Exercise description — Repeat word for word the stretch of lines from the one containing "334, 252, 352]" through the one containing "list-item: 10. Активированный", including both of those lines.

Extracted records

▼

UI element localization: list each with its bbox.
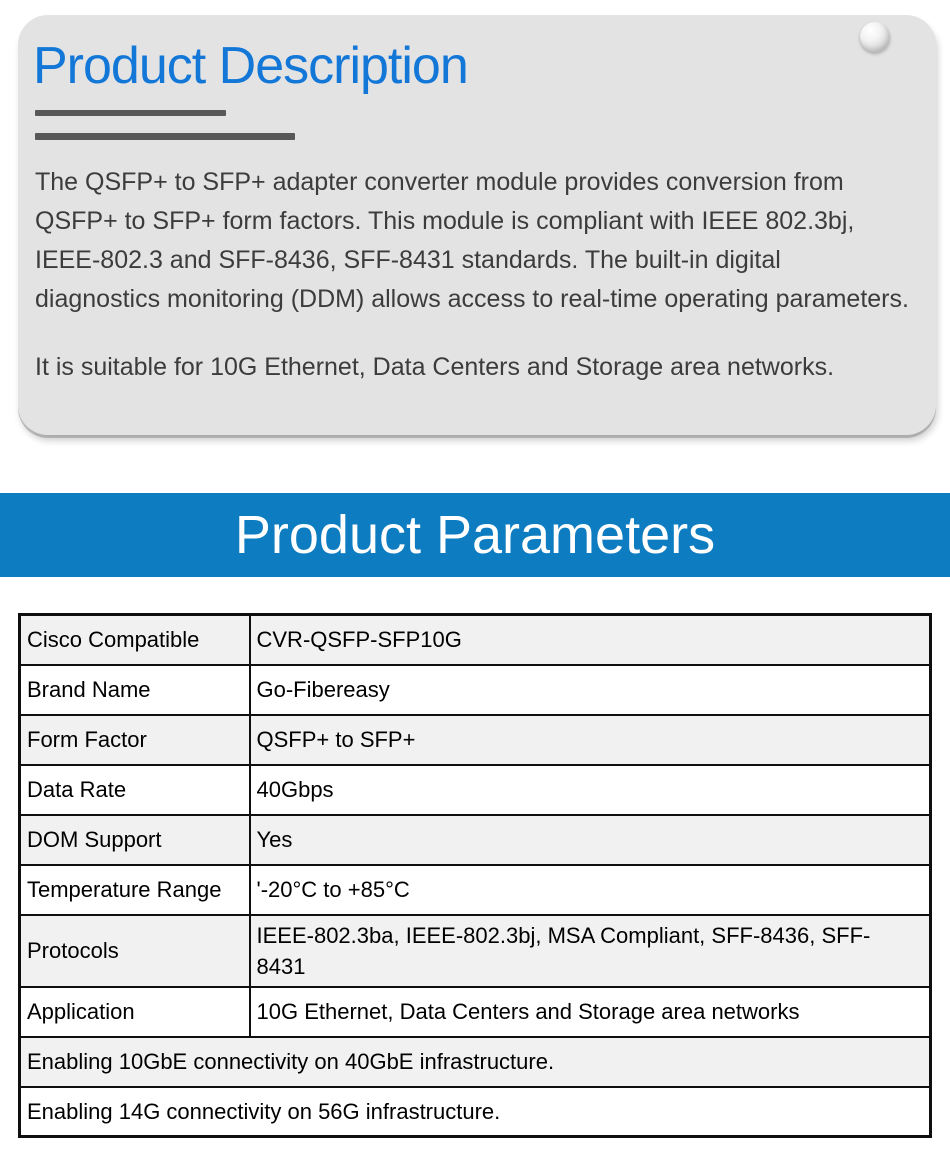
spec-row-data-rate	[20, 765, 931, 815]
note-text: Enabling 10GbE connectivity on 40GbE infrastructure.	[20, 1037, 931, 1087]
suitability-paragraph: It is suitable for 10G Ethernet, Data Centers and Storage area networks.	[35, 352, 835, 381]
spec-value: '-20°C to +85°C	[250, 865, 931, 915]
divider-bar-long	[35, 133, 295, 140]
note-row-10gbe	[20, 1037, 931, 1087]
spec-label: Form Factor	[20, 715, 250, 765]
parameters-banner-title: Product Parameters	[234, 505, 716, 565]
spec-value: Yes	[250, 815, 931, 865]
spec-label: Protocols	[20, 915, 250, 987]
spec-value: 40Gbps	[250, 765, 931, 815]
note-text: Enabling 14G connectivity on 56G infrastructure.	[20, 1087, 931, 1137]
spec-label: Temperature Range	[20, 865, 250, 915]
card-title: Product Description	[33, 37, 468, 95]
description-paragraph: The QSFP+ to SFP+ adapter converter module provides conversion from QSFP+ to SFP+ form factors. This module is compliant with IEEE 802.3bj, IEEE-802.3 and SFF-8436, SFF-8431 standards. The built-in digital diagnostics monitoring (DDM) allows access to real-time operating parameters.	[35, 167, 909, 313]
spec-value: CVR-QSFP-SFP10G	[250, 615, 931, 665]
spec-row-cisco-compatible	[20, 615, 931, 665]
spec-label: Cisco Compatible	[20, 615, 250, 665]
spec-label: DOM Support	[20, 815, 250, 865]
parameters-table	[18, 613, 932, 1138]
spec-row-brand-name	[20, 665, 931, 715]
spec-row-application	[20, 987, 931, 1037]
parameters-banner	[0, 493, 950, 577]
spec-label: Brand Name	[20, 665, 250, 715]
spec-label: Application	[20, 987, 250, 1037]
spec-value: IEEE-802.3ba, IEEE-802.3bj, MSA Compliant, SFF-8436, SFF-8431	[250, 915, 931, 987]
spec-row-dom-support	[20, 815, 931, 865]
product-description-card	[18, 15, 936, 435]
spec-label: Data Rate	[20, 765, 250, 815]
note-row-14g	[20, 1087, 931, 1137]
glossy-sphere-decoration-icon	[860, 22, 890, 52]
divider-bar-short	[35, 110, 226, 116]
spec-value: Go-Fibereasy	[250, 665, 931, 715]
spec-row-protocols	[20, 915, 931, 987]
spec-value: QSFP+ to SFP+	[250, 715, 931, 765]
spec-value: 10G Ethernet, Data Centers and Storage area networks	[250, 987, 931, 1037]
spec-row-form-factor	[20, 715, 931, 765]
spec-row-temperature-range	[20, 865, 931, 915]
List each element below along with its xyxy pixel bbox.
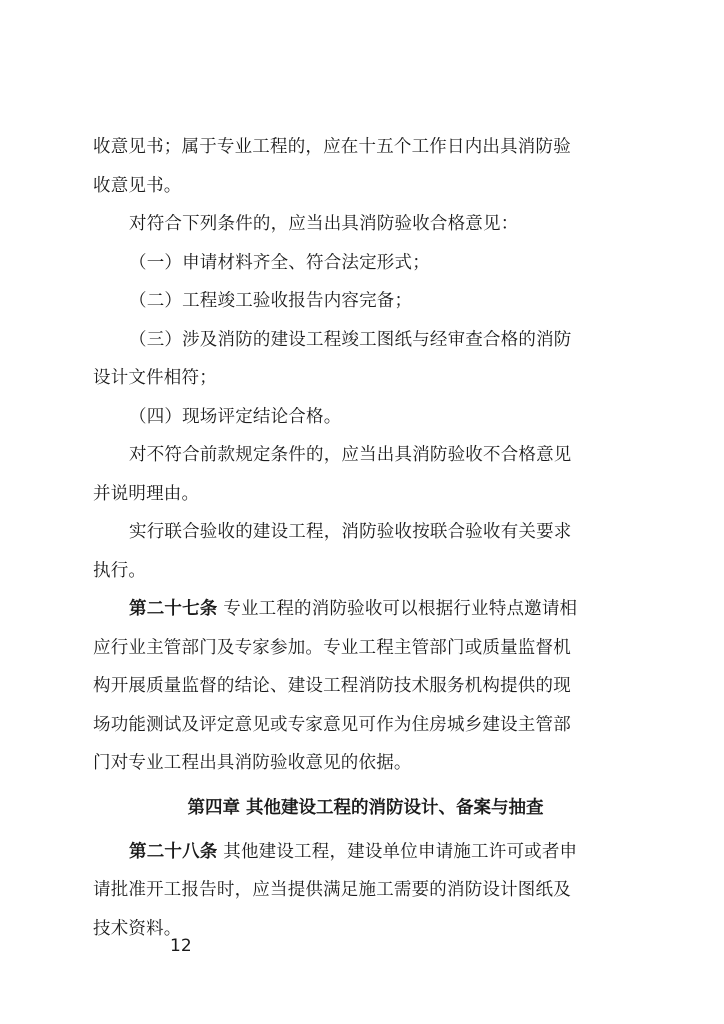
text-line: 对符合下列条件的，应当出具消防验收合格意见： [129, 214, 519, 234]
list-item: （一）申请材料齐全、符合法定形式； [129, 252, 430, 273]
list-item: （二）工程竣工验收报告内容完备； [129, 291, 413, 311]
text-line: 场功能测试及评定意见或专家意见可作为住房城乡建设主管部 [93, 714, 571, 735]
article-27-first-line [93, 590, 638, 629]
text-line: 对不符合前款规定条件的，应当出具消防验收不合格意见 [129, 445, 572, 465]
text-line: 收意见书。 [93, 175, 182, 196]
chapter-title: 第四章 其他建设工程的消防设计、备案与抽查 [187, 797, 544, 818]
text-line: 应行业主管部门及专家参加。专业工程主管部门或质量监督机 [93, 637, 571, 658]
page-number: 12 [170, 936, 192, 956]
article-27-heading: 第二十七条 [129, 599, 218, 619]
text-line: 技术资料。 [93, 918, 182, 939]
list-item: （四）现场评定结论合格。 [129, 406, 342, 427]
text-line: 门对专业工程出具消防验收意见的依据。 [93, 753, 412, 773]
text-line: 设计文件相符； [93, 368, 217, 388]
text-line: 请批准开工报告时，应当提供满足施工需要的消防设计图纸及 [93, 880, 571, 900]
text-line: 收意见书；属于专业工程的，应在十五个工作日内出具消防验 [93, 137, 571, 157]
article-28-heading: 第二十八条 [129, 841, 218, 862]
list-item: （三）涉及消防的建设工程竣工图纸与经审查合格的消防 [129, 329, 572, 350]
article-27-text: 专业工程的消防验收可以根据行业特点邀请相 [217, 599, 578, 619]
article-28-text: 其他建设工程，建设单位申请施工许可或者申 [217, 841, 578, 862]
text-line: 构开展质量监督的结论、建设工程消防技术服务机构提供的现 [93, 676, 571, 696]
body-text [93, 128, 638, 948]
text-line: 实行联合验收的建设工程，消防验收按联合验收有关要求 [129, 522, 572, 542]
text-line: 并说明理由。 [93, 483, 200, 504]
article-28-first-line [93, 833, 638, 872]
text-line: 执行。 [93, 560, 147, 581]
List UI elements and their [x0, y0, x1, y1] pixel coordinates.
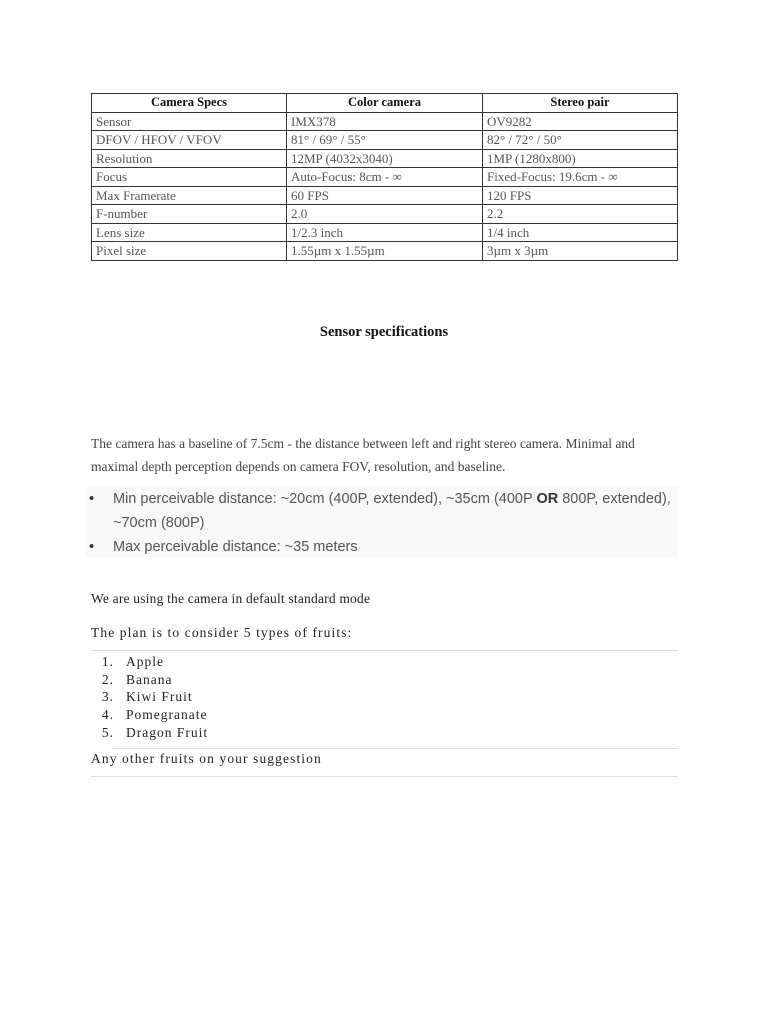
table-cell: 1MP (1280x800) [483, 149, 678, 168]
bullet-max-distance: • Max perceivable distance: ~35 meters [113, 535, 678, 559]
baseline-paragraph: The camera has a baseline of 7.5cm - the distance between left and right stereo camera. Minimal and maximal depth perception depends on camera FOV, resolution, and baseline. [91, 436, 635, 474]
list-number: 2. [101, 671, 114, 687]
divider [91, 650, 678, 651]
table-header-row [92, 94, 678, 113]
table-row [92, 186, 678, 205]
table-row [92, 168, 678, 187]
table-cell: 81° / 69° / 55° [287, 131, 483, 150]
bullet-text: Min perceivable distance: ~20cm (400P, extended), ~35cm (400P [113, 491, 537, 507]
table-cell: F-number [92, 205, 287, 224]
table-cell: Lens size [92, 223, 287, 242]
table-cell: 2.2 [483, 205, 678, 224]
fruit-item [91, 724, 208, 742]
fruit-name: Pomegranate [126, 707, 208, 723]
fruit-name: Banana [126, 671, 173, 687]
table-cell: Pixel size [92, 242, 287, 261]
table-row [92, 112, 678, 131]
table-caption: Sensor specifications [319, 324, 449, 340]
list-number: 1. [101, 654, 114, 669]
table-row [92, 131, 678, 150]
header-cell: Stereo pair [483, 94, 678, 113]
fruit-item [91, 653, 208, 671]
fruit-name: Apple [126, 654, 164, 669]
table-cell: 1/4 inch [483, 223, 678, 242]
fruit-name: Dragon Fruit [126, 724, 209, 740]
table-cell: 82° / 72° / 50° [483, 131, 678, 150]
table-cell: Resolution [92, 149, 287, 168]
fruit-name: Kiwi Fruit [126, 689, 193, 705]
fruit-item [91, 706, 208, 724]
table-row [92, 149, 678, 168]
table-cell: 1.55µm x 1.55µm [287, 242, 483, 261]
table-cell: Sensor [92, 112, 287, 131]
list-number: 4. [101, 707, 114, 723]
list-number: 3. [101, 689, 114, 705]
fruit-item [91, 688, 208, 706]
table-cell: 60 FPS [287, 186, 483, 205]
header-cell: Color camera [287, 94, 483, 113]
list-number: 5. [101, 724, 114, 740]
table-cell: Auto-Focus: 8cm - ∞ [287, 168, 483, 187]
mode-text: We are using the camera in default standard mode [91, 591, 371, 606]
bullet-bold: OR [536, 491, 559, 507]
table-cell: 12MP (4032x3040) [287, 149, 483, 168]
table-row [92, 205, 678, 224]
table-row [92, 223, 678, 242]
fruit-list [91, 653, 208, 742]
table-cell: 1/2.3 inch [287, 223, 483, 242]
camera-specs-table [91, 93, 678, 261]
table-cell: Fixed-Focus: 19.6cm - ∞ [483, 168, 678, 187]
table-row [92, 242, 678, 261]
divider [113, 748, 678, 749]
divider [91, 776, 678, 777]
table-cell: 120 FPS [483, 186, 678, 205]
table-cell: Focus [92, 168, 287, 187]
table-cell: 3µm x 3µm [483, 242, 678, 261]
plan-text: The plan is to consider 5 types of fruits: [91, 625, 353, 640]
table-cell: 2.0 [287, 205, 483, 224]
table-cell: IMX378 [287, 112, 483, 131]
table-cell: DFOV / HFOV / VFOV [92, 131, 287, 150]
table-cell: OV9282 [483, 112, 678, 131]
bullet-min-distance [113, 487, 678, 535]
header-cell: Camera Specs [92, 94, 287, 113]
depth-bullets [86, 487, 678, 557]
bullet-text: 800P, extended), ~70cm (800P) [113, 491, 671, 531]
fruit-item [91, 671, 208, 689]
other-fruits-text: Any other fruits on your suggestion [91, 751, 322, 766]
table-cell: Max Framerate [92, 186, 287, 205]
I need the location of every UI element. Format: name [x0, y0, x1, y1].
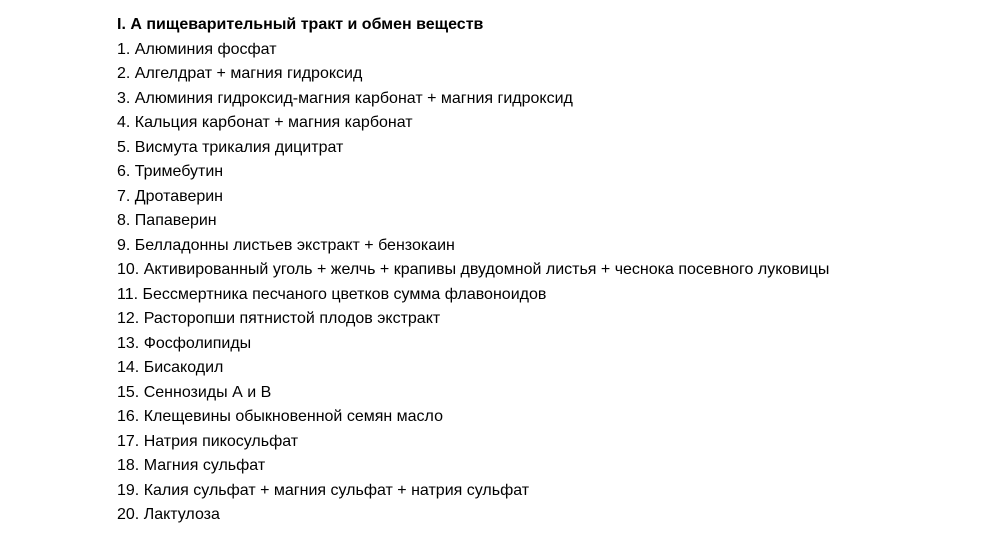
list-item: 13. Фосфолипиды	[117, 334, 252, 352]
list-item: 4. Кальция карбонат + магния карбонат	[117, 114, 413, 131]
list-item: 16. Клещевины обыкновенной семян масло	[117, 408, 443, 425]
list-item: 8. Папаверин	[117, 212, 217, 229]
list-item: 19. Калия сульфат + магния сульфат + натрия сульфат	[117, 481, 530, 499]
list-item: 17. Натрия пикосульфат	[117, 432, 299, 450]
list-item: 2. Алгелдрат + магния гидроксид	[117, 65, 363, 82]
list-item: 1. Алюминия фосфат	[117, 40, 277, 58]
list-item: 3. Алюминия гидроксид-магния карбонат + магния гидроксид	[117, 89, 573, 107]
list-item: 20. Лактулоза	[117, 506, 220, 523]
section-heading: I. А пищеварительный тракт и обмен веществ	[117, 16, 484, 33]
document-body	[117, 13, 865, 528]
list-item: 12. Расторопши пятнистой плодов экстракт	[117, 310, 441, 327]
list-item: 6. Тримебутин	[117, 163, 224, 180]
list-item: 10. Активированный уголь + желчь + крапивы двудомной листья + чеснока посевного луковицы	[117, 261, 830, 278]
list-item: 11. Бессмертника песчаного цветков сумма флавоноидов	[117, 285, 547, 303]
drug-list	[117, 38, 865, 528]
list-item: 14. Бисакодил	[117, 359, 224, 376]
list-item: 5. Висмута трикалия дицитрат	[117, 138, 344, 156]
list-item: 15. Сеннозиды А и В	[117, 383, 272, 401]
list-item: 9. Белладонны листьев экстракт + бензокаин	[117, 236, 455, 254]
list-item: 7. Дротаверин	[117, 187, 224, 205]
list-item: 18. Магния сульфат	[117, 457, 266, 474]
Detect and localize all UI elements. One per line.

▲

Response to the exercise —
list-item: 13. Фосфолипиды	[117, 334, 252, 352]
list-item: 4. Кальция карбонат + магния карбонат	[117, 114, 413, 131]
list-item: 16. Клещевины обыкновенной семян масло	[117, 408, 443, 425]
list-item: 8. Папаверин	[117, 212, 217, 229]
list-item: 19. Калия сульфат + магния сульфат + натрия сульфат	[117, 481, 530, 499]
list-item: 17. Натрия пикосульфат	[117, 432, 299, 450]
list-item: 2. Алгелдрат + магния гидроксид	[117, 65, 363, 82]
list-item: 1. Алюминия фосфат	[117, 40, 277, 58]
list-item: 3. Алюминия гидроксид-магния карбонат + магния гидроксид	[117, 89, 573, 107]
list-item: 20. Лактулоза	[117, 506, 220, 523]
section-heading: I. А пищеварительный тракт и обмен веществ	[117, 16, 484, 33]
document-body	[117, 13, 865, 528]
list-item: 12. Расторопши пятнистой плодов экстракт	[117, 310, 441, 327]
list-item: 6. Тримебутин	[117, 163, 224, 180]
list-item: 10. Активированный уголь + желчь + крапивы двудомной листья + чеснока посевного луковицы	[117, 261, 830, 278]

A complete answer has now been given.